Task brief: Pull out every line containing the string "Включить".

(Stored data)
+-------+
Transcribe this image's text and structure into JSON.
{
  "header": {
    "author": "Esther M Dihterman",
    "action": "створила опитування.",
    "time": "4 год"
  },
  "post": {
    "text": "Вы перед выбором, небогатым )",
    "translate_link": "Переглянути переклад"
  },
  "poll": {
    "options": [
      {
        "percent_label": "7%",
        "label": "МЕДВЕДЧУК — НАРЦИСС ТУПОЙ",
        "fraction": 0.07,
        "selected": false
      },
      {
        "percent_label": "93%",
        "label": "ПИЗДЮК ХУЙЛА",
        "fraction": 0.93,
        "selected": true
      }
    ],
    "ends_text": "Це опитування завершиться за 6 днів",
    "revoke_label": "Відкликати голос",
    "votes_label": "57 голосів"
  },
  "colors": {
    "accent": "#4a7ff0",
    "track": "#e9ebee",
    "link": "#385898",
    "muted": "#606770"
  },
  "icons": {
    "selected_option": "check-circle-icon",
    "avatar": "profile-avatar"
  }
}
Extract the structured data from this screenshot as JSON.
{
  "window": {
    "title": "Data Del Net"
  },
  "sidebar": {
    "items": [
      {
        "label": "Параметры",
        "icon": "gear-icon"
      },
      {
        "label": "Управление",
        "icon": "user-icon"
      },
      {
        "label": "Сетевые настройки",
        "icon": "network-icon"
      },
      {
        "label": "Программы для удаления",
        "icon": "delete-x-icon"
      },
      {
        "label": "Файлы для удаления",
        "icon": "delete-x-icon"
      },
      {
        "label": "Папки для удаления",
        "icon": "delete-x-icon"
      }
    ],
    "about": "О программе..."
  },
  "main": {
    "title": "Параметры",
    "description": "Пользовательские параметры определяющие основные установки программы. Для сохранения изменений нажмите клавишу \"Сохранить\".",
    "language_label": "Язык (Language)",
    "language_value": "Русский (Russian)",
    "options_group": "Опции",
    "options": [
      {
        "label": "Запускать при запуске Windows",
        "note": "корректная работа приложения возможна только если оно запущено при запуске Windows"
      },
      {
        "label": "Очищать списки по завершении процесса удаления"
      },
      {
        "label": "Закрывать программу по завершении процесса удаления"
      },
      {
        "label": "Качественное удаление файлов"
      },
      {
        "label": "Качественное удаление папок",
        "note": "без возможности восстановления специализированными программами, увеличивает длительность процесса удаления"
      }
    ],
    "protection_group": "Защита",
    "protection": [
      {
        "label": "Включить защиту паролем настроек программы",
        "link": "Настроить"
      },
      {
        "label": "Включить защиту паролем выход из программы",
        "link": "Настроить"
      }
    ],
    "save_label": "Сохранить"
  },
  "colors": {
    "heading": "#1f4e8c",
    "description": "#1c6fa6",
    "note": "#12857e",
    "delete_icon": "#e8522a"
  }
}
+-------+
Completed task:
        "label": "Включить защиту паролем настроек программы",
        "label": "Включить защиту паролем выход из программы",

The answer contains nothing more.